> **SOURCE MATERIAL**:
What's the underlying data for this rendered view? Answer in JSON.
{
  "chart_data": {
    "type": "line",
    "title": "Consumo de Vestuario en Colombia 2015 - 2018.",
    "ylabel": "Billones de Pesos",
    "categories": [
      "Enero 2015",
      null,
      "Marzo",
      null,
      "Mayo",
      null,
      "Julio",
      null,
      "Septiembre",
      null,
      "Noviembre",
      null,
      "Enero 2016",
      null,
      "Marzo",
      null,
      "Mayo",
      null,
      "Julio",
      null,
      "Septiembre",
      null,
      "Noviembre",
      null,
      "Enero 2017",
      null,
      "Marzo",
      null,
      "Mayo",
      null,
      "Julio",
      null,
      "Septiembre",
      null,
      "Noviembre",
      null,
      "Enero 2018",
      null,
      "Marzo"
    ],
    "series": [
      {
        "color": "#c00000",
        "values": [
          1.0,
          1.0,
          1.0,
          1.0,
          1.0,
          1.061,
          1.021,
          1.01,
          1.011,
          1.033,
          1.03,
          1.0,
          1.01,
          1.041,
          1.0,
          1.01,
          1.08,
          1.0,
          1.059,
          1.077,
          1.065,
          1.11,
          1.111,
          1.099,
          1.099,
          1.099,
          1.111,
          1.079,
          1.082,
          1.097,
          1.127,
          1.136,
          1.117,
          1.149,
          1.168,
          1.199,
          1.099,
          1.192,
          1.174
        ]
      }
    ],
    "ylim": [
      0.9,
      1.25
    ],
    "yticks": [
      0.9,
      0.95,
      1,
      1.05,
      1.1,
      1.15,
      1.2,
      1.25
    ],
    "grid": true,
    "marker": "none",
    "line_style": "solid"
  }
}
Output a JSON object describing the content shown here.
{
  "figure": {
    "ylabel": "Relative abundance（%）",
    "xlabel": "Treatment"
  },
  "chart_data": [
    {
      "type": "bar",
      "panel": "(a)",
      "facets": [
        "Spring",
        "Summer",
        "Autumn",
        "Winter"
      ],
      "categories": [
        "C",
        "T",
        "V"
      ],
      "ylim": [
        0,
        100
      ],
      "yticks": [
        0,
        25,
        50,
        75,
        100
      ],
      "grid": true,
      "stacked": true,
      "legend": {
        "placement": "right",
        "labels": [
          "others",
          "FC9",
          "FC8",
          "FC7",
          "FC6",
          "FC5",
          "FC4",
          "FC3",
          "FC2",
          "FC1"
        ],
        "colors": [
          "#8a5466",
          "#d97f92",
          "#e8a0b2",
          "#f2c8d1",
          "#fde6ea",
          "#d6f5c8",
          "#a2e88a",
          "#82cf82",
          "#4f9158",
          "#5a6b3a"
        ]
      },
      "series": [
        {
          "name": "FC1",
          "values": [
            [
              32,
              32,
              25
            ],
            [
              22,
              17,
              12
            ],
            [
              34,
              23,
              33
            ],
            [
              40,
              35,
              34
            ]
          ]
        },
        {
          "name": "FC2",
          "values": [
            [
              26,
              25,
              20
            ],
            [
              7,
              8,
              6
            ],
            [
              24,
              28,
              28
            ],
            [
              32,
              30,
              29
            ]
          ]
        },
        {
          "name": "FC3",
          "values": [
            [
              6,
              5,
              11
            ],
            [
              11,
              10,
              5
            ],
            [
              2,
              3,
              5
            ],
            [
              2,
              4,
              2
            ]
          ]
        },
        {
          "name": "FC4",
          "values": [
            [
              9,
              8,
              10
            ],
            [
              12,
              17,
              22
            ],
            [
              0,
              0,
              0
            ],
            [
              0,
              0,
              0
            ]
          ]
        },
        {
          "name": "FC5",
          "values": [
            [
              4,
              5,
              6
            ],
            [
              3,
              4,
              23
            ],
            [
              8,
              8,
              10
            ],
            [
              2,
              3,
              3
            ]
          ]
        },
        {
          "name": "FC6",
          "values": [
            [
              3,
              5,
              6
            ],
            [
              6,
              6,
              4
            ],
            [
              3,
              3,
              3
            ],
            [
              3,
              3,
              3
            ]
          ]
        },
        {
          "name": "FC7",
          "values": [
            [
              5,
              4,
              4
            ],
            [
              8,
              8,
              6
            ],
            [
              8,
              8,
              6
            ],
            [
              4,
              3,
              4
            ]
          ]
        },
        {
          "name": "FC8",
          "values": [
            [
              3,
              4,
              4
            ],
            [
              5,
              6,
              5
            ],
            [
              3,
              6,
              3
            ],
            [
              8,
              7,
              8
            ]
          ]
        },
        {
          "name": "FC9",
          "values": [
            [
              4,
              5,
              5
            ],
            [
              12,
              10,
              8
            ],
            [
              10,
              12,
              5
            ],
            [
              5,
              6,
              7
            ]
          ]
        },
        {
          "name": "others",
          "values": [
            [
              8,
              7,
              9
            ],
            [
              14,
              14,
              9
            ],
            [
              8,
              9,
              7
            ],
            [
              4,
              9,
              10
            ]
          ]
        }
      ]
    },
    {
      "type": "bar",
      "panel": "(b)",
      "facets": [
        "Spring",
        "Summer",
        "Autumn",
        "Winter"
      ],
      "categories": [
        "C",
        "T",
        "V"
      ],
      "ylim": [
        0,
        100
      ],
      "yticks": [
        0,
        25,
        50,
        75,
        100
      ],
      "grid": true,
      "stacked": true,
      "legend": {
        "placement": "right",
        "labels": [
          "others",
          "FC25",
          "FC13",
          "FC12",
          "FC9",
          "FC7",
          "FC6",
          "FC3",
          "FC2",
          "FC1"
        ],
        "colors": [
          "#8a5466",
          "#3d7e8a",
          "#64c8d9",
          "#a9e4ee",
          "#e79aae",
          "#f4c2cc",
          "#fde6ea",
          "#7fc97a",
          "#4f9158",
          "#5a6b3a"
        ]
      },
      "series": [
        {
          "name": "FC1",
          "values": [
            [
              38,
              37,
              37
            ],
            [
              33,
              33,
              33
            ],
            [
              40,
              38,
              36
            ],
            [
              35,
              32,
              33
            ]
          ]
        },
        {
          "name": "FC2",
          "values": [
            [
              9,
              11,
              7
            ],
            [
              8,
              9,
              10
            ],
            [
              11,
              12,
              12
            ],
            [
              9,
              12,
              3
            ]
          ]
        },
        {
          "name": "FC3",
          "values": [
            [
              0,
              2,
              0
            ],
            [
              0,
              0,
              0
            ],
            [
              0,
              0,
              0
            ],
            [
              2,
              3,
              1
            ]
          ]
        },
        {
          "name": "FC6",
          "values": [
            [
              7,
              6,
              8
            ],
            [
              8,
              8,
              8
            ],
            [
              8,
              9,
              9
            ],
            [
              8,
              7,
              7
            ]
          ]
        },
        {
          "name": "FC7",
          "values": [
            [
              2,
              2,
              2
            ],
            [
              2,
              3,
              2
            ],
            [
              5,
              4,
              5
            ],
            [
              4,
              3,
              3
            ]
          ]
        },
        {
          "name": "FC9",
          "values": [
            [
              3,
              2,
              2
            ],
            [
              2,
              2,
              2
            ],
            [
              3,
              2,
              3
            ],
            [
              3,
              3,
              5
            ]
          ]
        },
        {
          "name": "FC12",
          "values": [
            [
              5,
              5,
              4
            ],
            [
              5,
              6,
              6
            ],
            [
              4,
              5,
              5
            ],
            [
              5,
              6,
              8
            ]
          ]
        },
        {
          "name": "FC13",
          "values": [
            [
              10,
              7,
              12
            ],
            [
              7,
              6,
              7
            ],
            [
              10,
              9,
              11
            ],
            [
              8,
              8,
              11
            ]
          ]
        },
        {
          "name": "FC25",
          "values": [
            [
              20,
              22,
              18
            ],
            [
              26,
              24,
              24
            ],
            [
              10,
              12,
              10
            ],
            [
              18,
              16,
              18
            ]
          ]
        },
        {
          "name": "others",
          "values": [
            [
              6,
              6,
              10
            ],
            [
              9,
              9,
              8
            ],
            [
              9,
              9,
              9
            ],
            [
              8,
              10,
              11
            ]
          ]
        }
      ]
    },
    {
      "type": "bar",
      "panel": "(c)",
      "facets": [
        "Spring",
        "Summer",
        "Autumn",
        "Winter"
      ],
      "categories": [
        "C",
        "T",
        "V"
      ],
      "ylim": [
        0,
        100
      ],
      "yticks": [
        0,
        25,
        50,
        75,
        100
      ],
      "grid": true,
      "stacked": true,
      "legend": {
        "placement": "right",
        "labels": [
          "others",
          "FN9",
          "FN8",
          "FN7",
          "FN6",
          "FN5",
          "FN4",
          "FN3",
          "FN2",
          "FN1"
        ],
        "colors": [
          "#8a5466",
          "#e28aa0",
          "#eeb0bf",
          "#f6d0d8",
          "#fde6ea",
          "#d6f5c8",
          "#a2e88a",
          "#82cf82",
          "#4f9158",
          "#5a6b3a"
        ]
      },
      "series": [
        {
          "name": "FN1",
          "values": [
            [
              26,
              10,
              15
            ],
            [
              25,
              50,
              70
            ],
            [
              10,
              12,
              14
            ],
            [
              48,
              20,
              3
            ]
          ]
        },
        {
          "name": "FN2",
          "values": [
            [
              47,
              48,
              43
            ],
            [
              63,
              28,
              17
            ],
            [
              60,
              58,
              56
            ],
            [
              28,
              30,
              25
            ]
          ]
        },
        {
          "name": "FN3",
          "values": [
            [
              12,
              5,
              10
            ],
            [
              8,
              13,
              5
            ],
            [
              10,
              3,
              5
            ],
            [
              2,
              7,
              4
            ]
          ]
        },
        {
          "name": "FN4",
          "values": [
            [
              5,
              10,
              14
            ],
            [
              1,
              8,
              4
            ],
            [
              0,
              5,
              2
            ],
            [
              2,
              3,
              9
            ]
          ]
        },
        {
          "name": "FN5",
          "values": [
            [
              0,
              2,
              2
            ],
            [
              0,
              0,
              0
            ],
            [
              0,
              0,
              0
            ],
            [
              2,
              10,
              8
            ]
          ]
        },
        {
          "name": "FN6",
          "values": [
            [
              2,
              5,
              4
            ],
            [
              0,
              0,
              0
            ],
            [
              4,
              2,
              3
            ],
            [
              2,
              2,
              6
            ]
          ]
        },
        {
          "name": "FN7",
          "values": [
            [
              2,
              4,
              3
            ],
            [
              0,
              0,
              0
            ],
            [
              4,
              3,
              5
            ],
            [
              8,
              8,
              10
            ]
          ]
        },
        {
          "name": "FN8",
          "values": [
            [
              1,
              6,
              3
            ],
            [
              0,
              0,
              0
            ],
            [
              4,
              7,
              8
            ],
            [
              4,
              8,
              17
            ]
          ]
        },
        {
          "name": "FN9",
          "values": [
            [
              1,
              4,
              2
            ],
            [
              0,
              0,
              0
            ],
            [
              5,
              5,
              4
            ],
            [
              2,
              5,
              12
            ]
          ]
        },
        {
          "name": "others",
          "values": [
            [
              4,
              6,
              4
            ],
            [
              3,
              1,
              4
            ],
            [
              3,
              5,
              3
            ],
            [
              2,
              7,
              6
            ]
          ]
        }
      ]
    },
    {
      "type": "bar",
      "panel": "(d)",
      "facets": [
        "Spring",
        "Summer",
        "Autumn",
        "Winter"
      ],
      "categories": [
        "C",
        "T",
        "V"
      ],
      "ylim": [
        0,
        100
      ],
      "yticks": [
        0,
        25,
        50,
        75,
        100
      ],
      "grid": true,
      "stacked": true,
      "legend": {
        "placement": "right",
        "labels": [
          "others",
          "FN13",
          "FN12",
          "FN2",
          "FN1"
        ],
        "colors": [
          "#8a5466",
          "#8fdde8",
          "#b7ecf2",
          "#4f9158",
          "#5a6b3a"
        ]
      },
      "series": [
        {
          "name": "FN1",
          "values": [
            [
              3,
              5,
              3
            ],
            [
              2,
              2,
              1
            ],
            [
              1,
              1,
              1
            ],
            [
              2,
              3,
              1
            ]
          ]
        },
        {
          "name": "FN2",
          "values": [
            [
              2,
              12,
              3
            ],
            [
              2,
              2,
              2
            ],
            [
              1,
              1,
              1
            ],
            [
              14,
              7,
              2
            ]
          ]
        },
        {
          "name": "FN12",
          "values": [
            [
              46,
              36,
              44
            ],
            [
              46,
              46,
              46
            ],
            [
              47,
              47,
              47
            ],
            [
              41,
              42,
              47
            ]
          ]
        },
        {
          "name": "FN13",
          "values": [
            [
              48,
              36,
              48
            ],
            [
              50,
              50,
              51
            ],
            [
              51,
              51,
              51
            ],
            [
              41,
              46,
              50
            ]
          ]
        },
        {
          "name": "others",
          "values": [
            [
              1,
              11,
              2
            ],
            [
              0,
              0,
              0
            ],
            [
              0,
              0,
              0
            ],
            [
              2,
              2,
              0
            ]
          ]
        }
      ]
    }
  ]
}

> **WHAT YOU WILL DO**:
Pick out the lines containing the string "JSON".

> **SOLUTION FOR THIS EXERCISE**:
What's the underlying data for this rendered view? Answer in JSON.
Output a JSON object describing the content shown here.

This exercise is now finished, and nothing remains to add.